_REQUIRED WORK_
Provide an exact copy of the data, excluding the images.

====================

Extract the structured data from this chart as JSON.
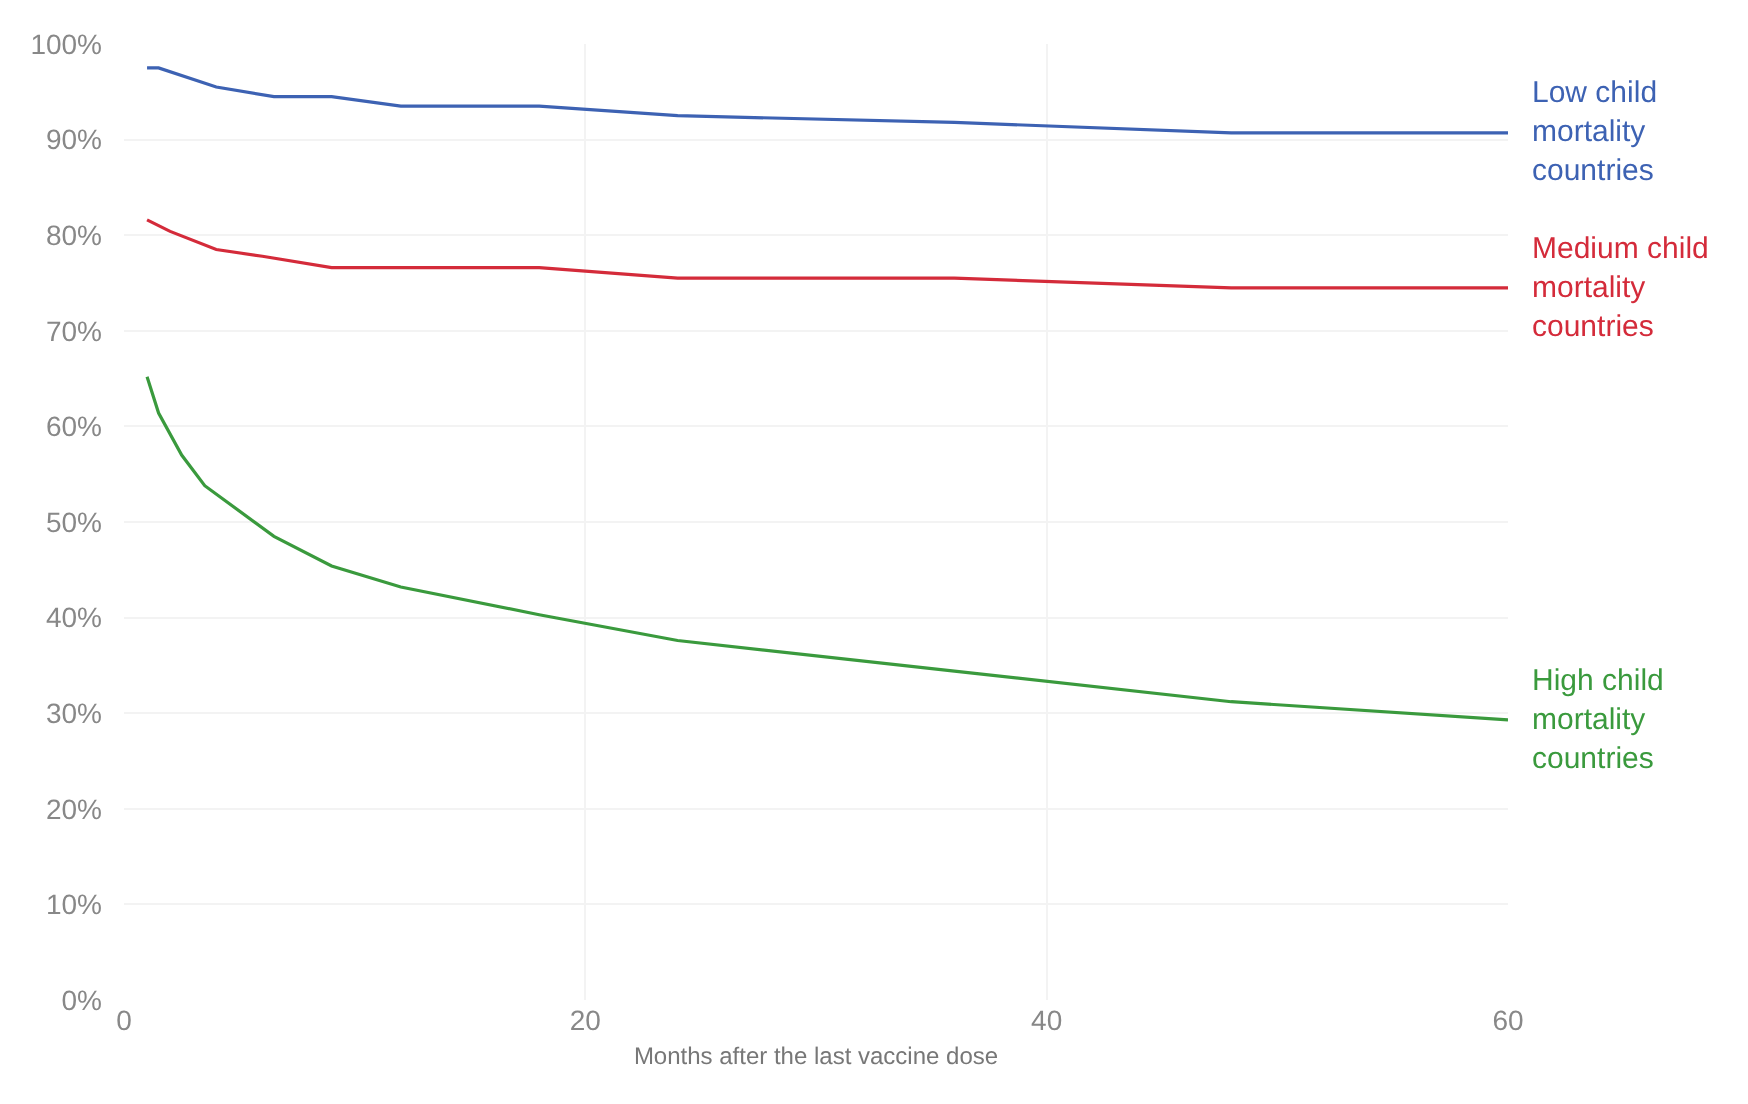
{
  "chart_data": {
    "type": "line",
    "xlabel": "Months after the last vaccine dose",
    "xlim": [
      0,
      60
    ],
    "xticks": [
      0,
      20,
      40,
      60
    ],
    "ylim": [
      0,
      100
    ],
    "yticks": [
      {
        "value": 0,
        "label": "0%"
      },
      {
        "value": 10,
        "label": "10%"
      },
      {
        "value": 20,
        "label": "20%"
      },
      {
        "value": 30,
        "label": "30%"
      },
      {
        "value": 40,
        "label": "40%"
      },
      {
        "value": 50,
        "label": "50%"
      },
      {
        "value": 60,
        "label": "60%"
      },
      {
        "value": 70,
        "label": "70%"
      },
      {
        "value": 80,
        "label": "80%"
      },
      {
        "value": 90,
        "label": "90%"
      },
      {
        "value": 100,
        "label": "100%"
      }
    ],
    "grid": true,
    "legend": false,
    "series": [
      {
        "name": "Low child mortality countries",
        "color": "#3d62b3",
        "x": [
          1,
          1.5,
          4,
          6.5,
          9,
          12,
          18,
          24,
          36,
          48,
          60
        ],
        "values": [
          97.5,
          97.5,
          95.5,
          94.5,
          94.5,
          93.5,
          93.5,
          92.5,
          91.8,
          90.7,
          90.7
        ]
      },
      {
        "name": "Medium child mortality countries",
        "color": "#d42b3a",
        "x": [
          1,
          2,
          4,
          6,
          9,
          18,
          24,
          36,
          48,
          60
        ],
        "values": [
          81.6,
          80.4,
          78.5,
          77.8,
          76.6,
          76.6,
          75.5,
          75.5,
          74.5,
          74.5
        ]
      },
      {
        "name": "High child mortality countries",
        "color": "#3a9a3d",
        "x": [
          1,
          1.5,
          2.5,
          3.5,
          6.5,
          9,
          12,
          18,
          24,
          36,
          48,
          60
        ],
        "values": [
          65.2,
          61.4,
          57,
          53.8,
          48.5,
          45.4,
          43.2,
          40.3,
          37.6,
          34.4,
          31.2,
          29.3
        ]
      }
    ]
  }
}
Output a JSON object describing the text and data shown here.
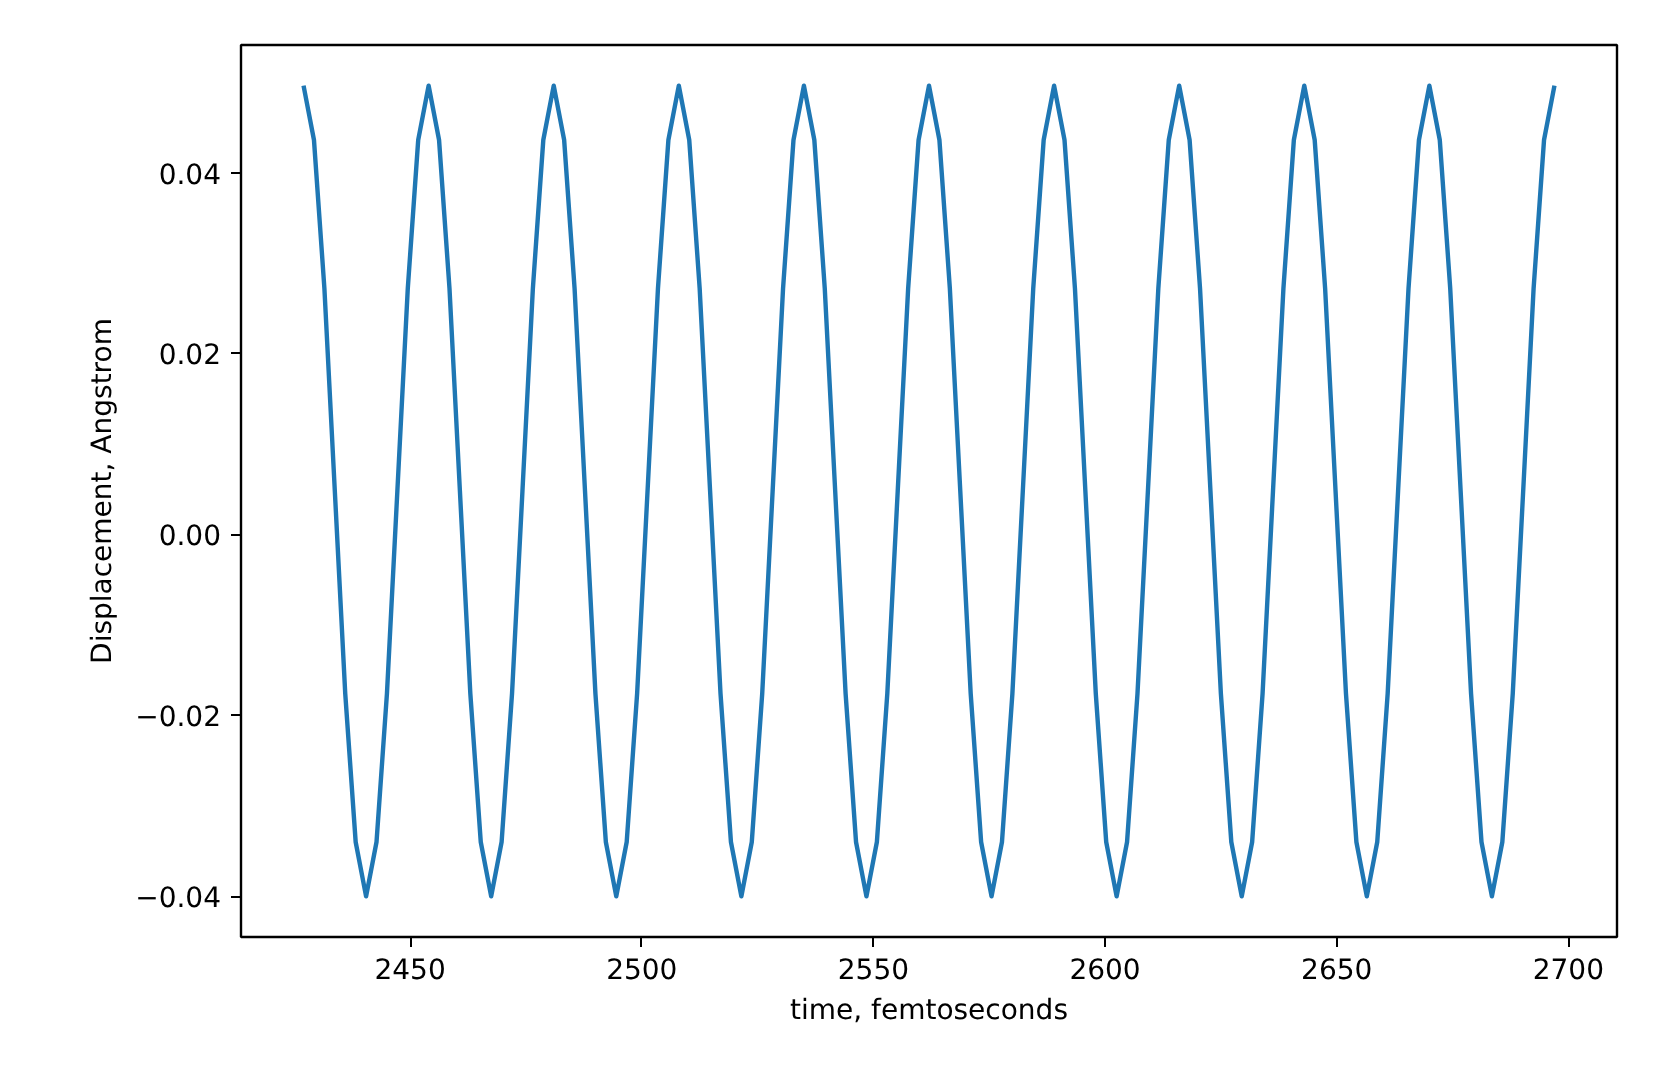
{
  "chart_data": {
    "type": "line",
    "xlabel": "time, femtoseconds",
    "ylabel": "Displacement, Angstrom",
    "xlim": [
      2413.5,
      2710.5
    ],
    "ylim": [
      -0.0445,
      0.0541
    ],
    "xticks": [
      2450,
      2500,
      2550,
      2600,
      2650,
      2700
    ],
    "yticks": [
      {
        "value": -0.04,
        "label": "−0.04"
      },
      {
        "value": -0.02,
        "label": "−0.02"
      },
      {
        "value": 0,
        "label": "0.00"
      },
      {
        "value": 0.02,
        "label": "0.02"
      },
      {
        "value": 0.04,
        "label": "0.04"
      }
    ],
    "grid": false,
    "series": [
      {
        "color": "#1f77b4",
        "x": [
          2427,
          2429.25,
          2431.5,
          2433.75,
          2436,
          2438.25,
          2440.5,
          2442.75,
          2445,
          2447.25,
          2449.5,
          2451.75,
          2454,
          2456.25,
          2458.5,
          2460.75,
          2463,
          2465.25,
          2467.5,
          2469.75,
          2472,
          2474.25,
          2476.5,
          2478.75,
          2481,
          2483.25,
          2485.5,
          2487.75,
          2490,
          2492.25,
          2494.5,
          2496.75,
          2499,
          2501.25,
          2503.5,
          2505.75,
          2508,
          2510.25,
          2512.5,
          2514.75,
          2517,
          2519.25,
          2521.5,
          2523.75,
          2526,
          2528.25,
          2530.5,
          2532.75,
          2535,
          2537.25,
          2539.5,
          2541.75,
          2544,
          2546.25,
          2548.5,
          2550.75,
          2553,
          2555.25,
          2557.5,
          2559.75,
          2562,
          2564.25,
          2566.5,
          2568.75,
          2571,
          2573.25,
          2575.5,
          2577.75,
          2580,
          2582.25,
          2584.5,
          2586.75,
          2589,
          2591.25,
          2593.5,
          2595.75,
          2598,
          2600.25,
          2602.5,
          2604.75,
          2607,
          2609.25,
          2611.5,
          2613.75,
          2616,
          2618.25,
          2620.5,
          2622.75,
          2625,
          2627.25,
          2629.5,
          2631.75,
          2634,
          2636.25,
          2638.5,
          2640.75,
          2643,
          2645.25,
          2647.5,
          2649.75,
          2652,
          2654.25,
          2656.5,
          2658.75,
          2661,
          2663.25,
          2665.5,
          2667.75,
          2670,
          2672.25,
          2674.5,
          2676.75,
          2679,
          2681.25,
          2683.5,
          2685.75,
          2688,
          2690.25,
          2692.5,
          2694.75,
          2697
        ],
        "values": [
          0.0496,
          0.0436,
          0.0272,
          0.0048,
          -0.0176,
          -0.034,
          -0.04,
          -0.034,
          -0.0176,
          0.0048,
          0.0272,
          0.0436,
          0.0496,
          0.0436,
          0.0272,
          0.0048,
          -0.0176,
          -0.034,
          -0.04,
          -0.034,
          -0.0176,
          0.0048,
          0.0272,
          0.0436,
          0.0496,
          0.0436,
          0.0272,
          0.0048,
          -0.0176,
          -0.034,
          -0.04,
          -0.034,
          -0.0176,
          0.0048,
          0.0272,
          0.0436,
          0.0496,
          0.0436,
          0.0272,
          0.0048,
          -0.0176,
          -0.034,
          -0.04,
          -0.034,
          -0.0176,
          0.0048,
          0.0272,
          0.0436,
          0.0496,
          0.0436,
          0.0272,
          0.0048,
          -0.0176,
          -0.034,
          -0.04,
          -0.034,
          -0.0176,
          0.0048,
          0.0272,
          0.0436,
          0.0496,
          0.0436,
          0.0272,
          0.0048,
          -0.0176,
          -0.034,
          -0.04,
          -0.034,
          -0.0176,
          0.0048,
          0.0272,
          0.0436,
          0.0496,
          0.0436,
          0.0272,
          0.0048,
          -0.0176,
          -0.034,
          -0.04,
          -0.034,
          -0.0176,
          0.0048,
          0.0272,
          0.0436,
          0.0496,
          0.0436,
          0.0272,
          0.0048,
          -0.0176,
          -0.034,
          -0.04,
          -0.034,
          -0.0176,
          0.0048,
          0.0272,
          0.0436,
          0.0496,
          0.0436,
          0.0272,
          0.0048,
          -0.0176,
          -0.034,
          -0.04,
          -0.034,
          -0.0176,
          0.0048,
          0.0272,
          0.0436,
          0.0496,
          0.0436,
          0.0272,
          0.0048,
          -0.0176,
          -0.034,
          -0.04,
          -0.034,
          -0.0176,
          0.0048,
          0.0272,
          0.0436,
          0.0496
        ]
      }
    ]
  }
}
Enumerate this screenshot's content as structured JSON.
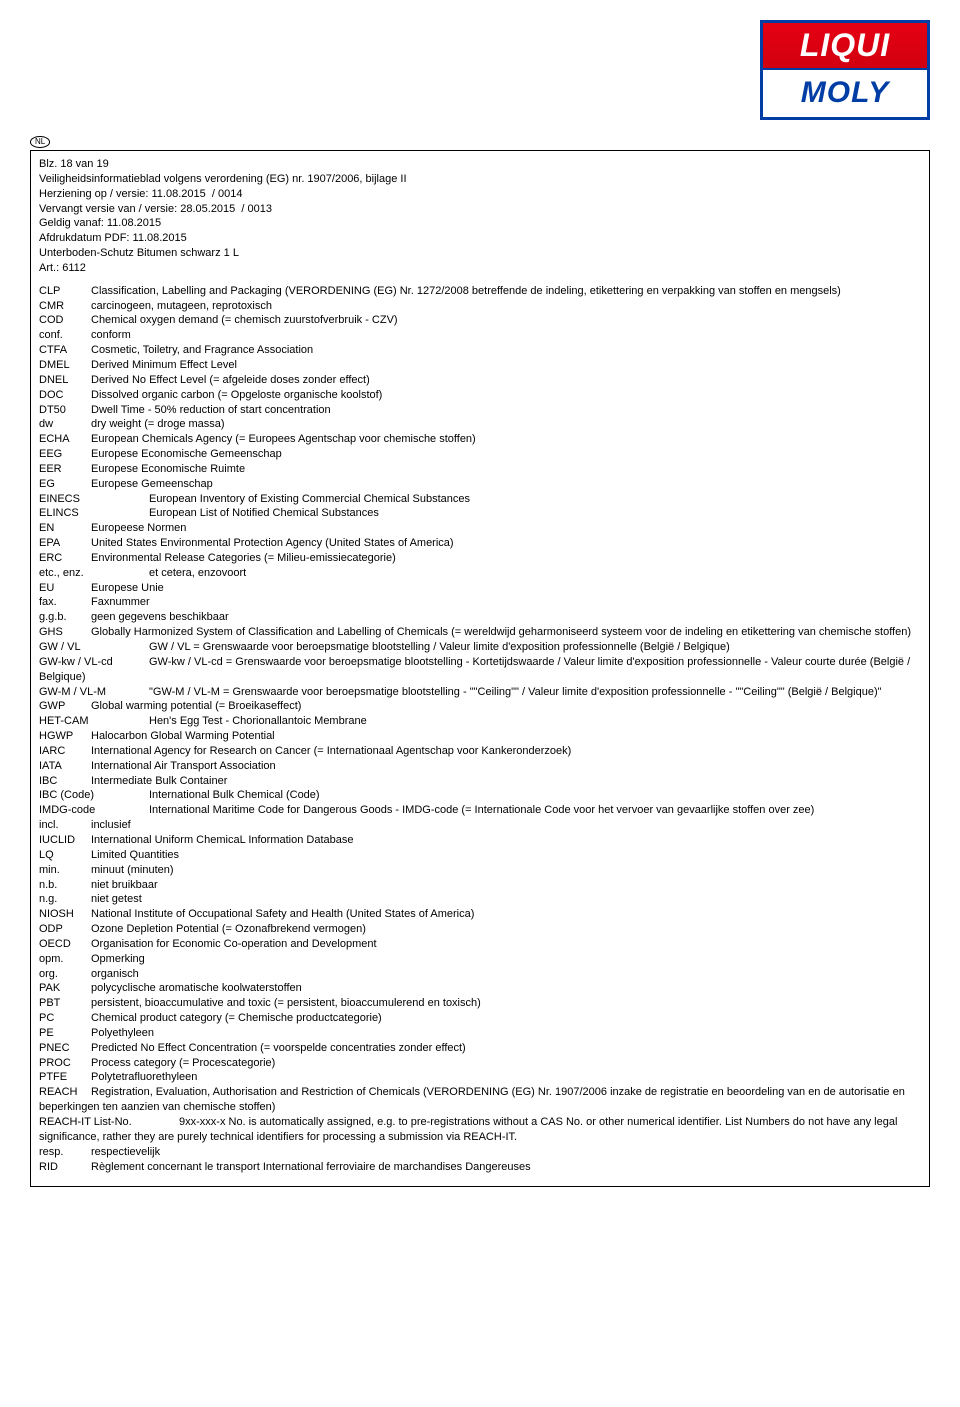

====================

_EXERCISE SOLUTION_
Extract the structured data from this chart as JSON.
{
  "chart_data": {
    "type": "line",
    "xlabel": "Months after the last vaccine dose",
    "xlim": [
      0,
      60
    ],
    "xticks": [
      0,
      20,
      40,
      60
    ],
    "ylim": [
      0,
      100
    ],
    "yticks": [
      {
        "value": 0,
        "label": "0%"
      },
      {
        "value": 10,
        "label": "10%"
      },
      {
        "value": 20,
        "label": "20%"
      },
      {
        "value": 30,
        "label": "30%"
      },
      {
        "value": 40,
        "label": "40%"
      },
      {
        "value": 50,
        "label": "50%"
      },
      {
        "value": 60,
        "label": "60%"
      },
      {
        "value": 70,
        "label": "70%"
      },
      {
        "value": 80,
        "label": "80%"
      },
      {
        "value": 90,
        "label": "90%"
      },
      {
        "value": 100,
        "label": "100%"
      }
    ],
    "grid": true,
    "legend": false,
    "series": [
      {
        "name": "Low child mortality countries",
        "color": "#3d62b3",
        "x": [
          1,
          1.5,
          4,
          6.5,
          9,
          12,
          18,
          24,
          36,
          48,
          60
        ],
        "values": [
          97.5,
          97.5,
          95.5,
          94.5,
          94.5,
          93.5,
          93.5,
          92.5,
          91.8,
          90.7,
          90.7
        ]
      },
      {
        "name": "Medium child mortality countries",
        "color": "#d42b3a",
        "x": [
          1,
          2,
          4,
          6,
          9,
          18,
          24,
          36,
          48,
          60
        ],
        "values": [
          81.6,
          80.4,
          78.5,
          77.8,
          76.6,
          76.6,
          75.5,
          75.5,
          74.5,
          74.5
        ]
      },
      {
        "name": "High child mortality countries",
        "color": "#3a9a3d",
        "x": [
          1,
          1.5,
          2.5,
          3.5,
          6.5,
          9,
          12,
          18,
          24,
          36,
          48,
          60
        ],
        "values": [
          65.2,
          61.4,
          57,
          53.8,
          48.5,
          45.4,
          43.2,
          40.3,
          37.6,
          34.4,
          31.2,
          29.3
        ]
      }
    ]
  }
}
Output a JSON object describing the text and data shown here.
{
  "chart_data": {
    "type": "line",
    "xlabel": "time, femtoseconds",
    "ylabel": "Displacement, Angstrom",
    "xlim": [
      2413.5,
      2710.5
    ],
    "ylim": [
      -0.0445,
      0.0541
    ],
    "xticks": [
      2450,
      2500,
      2550,
      2600,
      2650,
      2700
    ],
    "yticks": [
      {
        "value": -0.04,
        "label": "−0.04"
      },
      {
        "value": -0.02,
        "label": "−0.02"
      },
      {
        "value": 0,
        "label": "0.00"
      },
      {
        "value": 0.02,
        "label": "0.02"
      },
      {
        "value": 0.04,
        "label": "0.04"
      }
    ],
    "grid": false,
    "series": [
      {
        "color": "#1f77b4",
        "x": [
          2427,
          2429.25,
          2431.5,
          2433.75,
          2436,
          2438.25,
          2440.5,
          2442.75,
          2445,
          2447.25,
          2449.5,
          2451.75,
          2454,
          2456.25,
          2458.5,
          2460.75,
          2463,
          2465.25,
          2467.5,
          2469.75,
          2472,
          2474.25,
          2476.5,
          2478.75,
          2481,
          2483.25,
          2485.5,
          2487.75,
          2490,
          2492.25,
          2494.5,
          2496.75,
          2499,
          2501.25,
          2503.5,
          2505.75,
          2508,
          2510.25,
          2512.5,
          2514.75,
          2517,
          2519.25,
          2521.5,
          2523.75,
          2526,
          2528.25,
          2530.5,
          2532.75,
          2535,
          2537.25,
          2539.5,
          2541.75,
          2544,
          2546.25,
          2548.5,
          2550.75,
          2553,
          2555.25,
          2557.5,
          2559.75,
          2562,
          2564.25,
          2566.5,
          2568.75,
          2571,
          2573.25,
          2575.5,
          2577.75,
          2580,
          2582.25,
          2584.5,
          2586.75,
          2589,
          2591.25,
          2593.5,
          2595.75,
          2598,
          2600.25,
          2602.5,
          2604.75,
          2607,
          2609.25,
          2611.5,
          2613.75,
          2616,
          2618.25,
          2620.5,
          2622.75,
          2625,
          2627.25,
          2629.5,
          2631.75,
          2634,
          2636.25,
          2638.5,
          2640.75,
          2643,
          2645.25,
          2647.5,
          2649.75,
          2652,
          2654.25,
          2656.5,
          2658.75,
          2661,
          2663.25,
          2665.5,
          2667.75,
          2670,
          2672.25,
          2674.5,
          2676.75,
          2679,
          2681.25,
          2683.5,
          2685.75,
          2688,
          2690.25,
          2692.5,
          2694.75,
          2697
        ],
        "values": [
          0.0496,
          0.0436,
          0.0272,
          0.0048,
          -0.0176,
          -0.034,
          -0.04,
          -0.034,
          -0.0176,
          0.0048,
          0.0272,
          0.0436,
          0.0496,
          0.0436,
          0.0272,
          0.0048,
          -0.0176,
          -0.034,
          -0.04,
          -0.034,
          -0.0176,
          0.0048,
          0.0272,
          0.0436,
          0.0496,
          0.0436,
          0.0272,
          0.0048,
          -0.0176,
          -0.034,
          -0.04,
          -0.034,
          -0.0176,
          0.0048,
          0.0272,
          0.0436,
          0.0496,
          0.0436,
          0.0272,
          0.0048,
          -0.0176,
          -0.034,
          -0.04,
          -0.034,
          -0.0176,
          0.0048,
          0.0272,
          0.0436,
          0.0496,
          0.0436,
          0.0272,
          0.0048,
          -0.0176,
          -0.034,
          -0.04,
          -0.034,
          -0.0176,
          0.0048,
          0.0272,
          0.0436,
          0.0496,
          0.0436,
          0.0272,
          0.0048,
          -0.0176,
          -0.034,
          -0.04,
          -0.034,
          -0.0176,
          0.0048,
          0.0272,
          0.0436,
          0.0496,
          0.0436,
          0.0272,
          0.0048,
          -0.0176,
          -0.034,
          -0.04,
          -0.034,
          -0.0176,
          0.0048,
          0.0272,
          0.0436,
          0.0496,
          0.0436,
          0.0272,
          0.0048,
          -0.0176,
          -0.034,
          -0.04,
          -0.034,
          -0.0176,
          0.0048,
          0.0272,
          0.0436,
          0.0496,
          0.0436,
          0.0272,
          0.0048,
          -0.0176,
          -0.034,
          -0.04,
          -0.034,
          -0.0176,
          0.0048,
          0.0272,
          0.0436,
          0.0496,
          0.0436,
          0.0272,
          0.0048,
          -0.0176,
          -0.034,
          -0.04,
          -0.034,
          -0.0176,
          0.0048,
          0.0272,
          0.0436,
          0.0496
        ]
      }
    ]
  }
}
Enumerate this screenshot's content as structured JSON.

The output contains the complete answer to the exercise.